### EXERCISE INPUT ###

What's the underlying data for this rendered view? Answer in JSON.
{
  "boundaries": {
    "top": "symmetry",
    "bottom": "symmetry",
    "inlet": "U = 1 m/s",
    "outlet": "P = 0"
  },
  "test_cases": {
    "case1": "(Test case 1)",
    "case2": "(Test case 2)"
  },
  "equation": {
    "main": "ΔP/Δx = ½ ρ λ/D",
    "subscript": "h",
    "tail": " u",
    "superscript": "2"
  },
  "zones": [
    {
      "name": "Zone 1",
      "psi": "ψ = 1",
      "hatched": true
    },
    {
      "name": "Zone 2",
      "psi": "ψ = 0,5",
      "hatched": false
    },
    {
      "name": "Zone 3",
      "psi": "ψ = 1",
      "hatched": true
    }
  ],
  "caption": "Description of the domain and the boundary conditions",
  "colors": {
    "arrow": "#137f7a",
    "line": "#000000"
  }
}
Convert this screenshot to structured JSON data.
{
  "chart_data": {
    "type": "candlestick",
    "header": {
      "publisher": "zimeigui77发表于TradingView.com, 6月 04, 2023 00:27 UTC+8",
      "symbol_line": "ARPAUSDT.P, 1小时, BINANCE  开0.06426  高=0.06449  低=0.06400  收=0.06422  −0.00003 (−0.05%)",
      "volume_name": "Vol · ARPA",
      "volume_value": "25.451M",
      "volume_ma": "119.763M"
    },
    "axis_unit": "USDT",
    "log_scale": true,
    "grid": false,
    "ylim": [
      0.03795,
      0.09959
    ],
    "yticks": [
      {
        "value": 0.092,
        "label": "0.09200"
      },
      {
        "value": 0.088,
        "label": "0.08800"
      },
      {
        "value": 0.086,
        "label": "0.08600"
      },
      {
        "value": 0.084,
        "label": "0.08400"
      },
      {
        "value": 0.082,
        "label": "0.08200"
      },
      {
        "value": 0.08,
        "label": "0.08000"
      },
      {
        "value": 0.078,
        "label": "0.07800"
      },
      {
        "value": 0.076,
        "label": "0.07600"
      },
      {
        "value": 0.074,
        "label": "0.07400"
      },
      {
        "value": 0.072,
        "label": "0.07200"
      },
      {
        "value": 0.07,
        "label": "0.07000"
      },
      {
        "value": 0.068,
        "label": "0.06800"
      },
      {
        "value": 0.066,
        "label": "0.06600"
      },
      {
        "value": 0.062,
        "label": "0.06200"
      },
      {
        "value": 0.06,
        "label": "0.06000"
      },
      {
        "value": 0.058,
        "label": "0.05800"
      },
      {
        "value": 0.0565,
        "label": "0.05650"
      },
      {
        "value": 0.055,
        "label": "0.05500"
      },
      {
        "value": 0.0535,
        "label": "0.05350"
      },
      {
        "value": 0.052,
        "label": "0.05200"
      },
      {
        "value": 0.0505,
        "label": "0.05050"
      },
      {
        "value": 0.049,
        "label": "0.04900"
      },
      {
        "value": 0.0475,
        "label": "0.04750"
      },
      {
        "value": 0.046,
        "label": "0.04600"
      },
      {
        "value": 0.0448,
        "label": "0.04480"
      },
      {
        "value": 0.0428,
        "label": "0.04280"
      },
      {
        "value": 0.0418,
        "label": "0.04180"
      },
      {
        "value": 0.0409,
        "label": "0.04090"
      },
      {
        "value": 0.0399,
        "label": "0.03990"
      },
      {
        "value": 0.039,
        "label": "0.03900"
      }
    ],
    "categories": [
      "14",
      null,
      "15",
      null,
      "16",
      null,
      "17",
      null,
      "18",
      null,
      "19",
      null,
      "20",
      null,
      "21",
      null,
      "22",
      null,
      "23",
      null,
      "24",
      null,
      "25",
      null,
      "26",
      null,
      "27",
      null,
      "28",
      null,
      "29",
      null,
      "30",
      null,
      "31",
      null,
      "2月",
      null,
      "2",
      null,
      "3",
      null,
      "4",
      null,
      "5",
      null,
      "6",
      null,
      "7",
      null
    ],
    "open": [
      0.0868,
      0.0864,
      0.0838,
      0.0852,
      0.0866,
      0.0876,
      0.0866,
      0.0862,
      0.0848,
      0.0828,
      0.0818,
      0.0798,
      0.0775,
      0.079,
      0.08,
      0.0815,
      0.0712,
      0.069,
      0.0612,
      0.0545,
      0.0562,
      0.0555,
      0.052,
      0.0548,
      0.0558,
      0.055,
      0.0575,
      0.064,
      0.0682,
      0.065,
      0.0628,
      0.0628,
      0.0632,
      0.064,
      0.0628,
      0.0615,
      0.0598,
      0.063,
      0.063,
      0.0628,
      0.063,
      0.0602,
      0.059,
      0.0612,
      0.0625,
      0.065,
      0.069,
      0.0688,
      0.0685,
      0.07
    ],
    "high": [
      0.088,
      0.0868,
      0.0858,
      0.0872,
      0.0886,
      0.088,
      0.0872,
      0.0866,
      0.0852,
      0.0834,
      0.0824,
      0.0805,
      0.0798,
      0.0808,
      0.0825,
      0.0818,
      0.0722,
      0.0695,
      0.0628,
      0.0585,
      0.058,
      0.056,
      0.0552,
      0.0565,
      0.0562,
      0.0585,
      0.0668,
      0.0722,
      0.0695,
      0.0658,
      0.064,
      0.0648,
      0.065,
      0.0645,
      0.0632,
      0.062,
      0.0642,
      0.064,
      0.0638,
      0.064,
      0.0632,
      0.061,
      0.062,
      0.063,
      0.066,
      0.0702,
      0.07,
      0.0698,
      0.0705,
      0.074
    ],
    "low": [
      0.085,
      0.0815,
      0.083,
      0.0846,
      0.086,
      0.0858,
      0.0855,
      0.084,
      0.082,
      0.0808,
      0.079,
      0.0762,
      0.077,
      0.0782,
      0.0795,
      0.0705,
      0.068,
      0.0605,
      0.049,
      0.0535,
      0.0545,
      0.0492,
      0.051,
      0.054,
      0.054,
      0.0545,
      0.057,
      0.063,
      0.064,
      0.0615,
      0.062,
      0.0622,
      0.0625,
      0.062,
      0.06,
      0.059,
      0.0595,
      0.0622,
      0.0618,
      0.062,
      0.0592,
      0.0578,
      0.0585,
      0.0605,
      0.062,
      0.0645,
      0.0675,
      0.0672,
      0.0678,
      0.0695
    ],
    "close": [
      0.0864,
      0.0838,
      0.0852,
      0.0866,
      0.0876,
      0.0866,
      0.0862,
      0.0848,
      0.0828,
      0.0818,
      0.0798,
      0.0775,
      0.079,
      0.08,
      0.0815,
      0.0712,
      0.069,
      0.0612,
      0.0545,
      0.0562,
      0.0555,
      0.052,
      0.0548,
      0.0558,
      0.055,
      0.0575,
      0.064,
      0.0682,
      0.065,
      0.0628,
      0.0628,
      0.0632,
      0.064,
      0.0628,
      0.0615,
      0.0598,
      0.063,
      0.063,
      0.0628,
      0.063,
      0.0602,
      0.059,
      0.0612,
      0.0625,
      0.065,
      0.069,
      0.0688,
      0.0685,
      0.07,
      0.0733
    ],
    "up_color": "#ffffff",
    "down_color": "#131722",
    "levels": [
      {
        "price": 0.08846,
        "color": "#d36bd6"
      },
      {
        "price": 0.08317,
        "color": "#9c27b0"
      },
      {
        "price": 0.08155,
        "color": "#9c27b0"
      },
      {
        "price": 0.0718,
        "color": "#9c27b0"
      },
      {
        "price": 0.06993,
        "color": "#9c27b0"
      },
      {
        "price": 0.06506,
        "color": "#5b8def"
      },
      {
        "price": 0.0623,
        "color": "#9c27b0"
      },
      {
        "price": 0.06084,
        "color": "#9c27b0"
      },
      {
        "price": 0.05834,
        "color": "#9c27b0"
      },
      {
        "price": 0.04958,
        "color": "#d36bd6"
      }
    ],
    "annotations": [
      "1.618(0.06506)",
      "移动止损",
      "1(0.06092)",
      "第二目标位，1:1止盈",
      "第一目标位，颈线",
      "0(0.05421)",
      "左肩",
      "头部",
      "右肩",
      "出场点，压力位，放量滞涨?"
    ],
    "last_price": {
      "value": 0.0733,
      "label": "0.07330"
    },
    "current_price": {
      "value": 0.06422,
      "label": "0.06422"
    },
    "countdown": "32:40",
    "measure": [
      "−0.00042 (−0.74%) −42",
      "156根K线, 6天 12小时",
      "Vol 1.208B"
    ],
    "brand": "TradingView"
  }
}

###

- _THE PROBLEM_
Extract each line holding the word "this" from the records.

- _TASK RESULT_
What's the underlying data for this rendered view? Answer in JSON.
Convert this screenshot to structured JSON data.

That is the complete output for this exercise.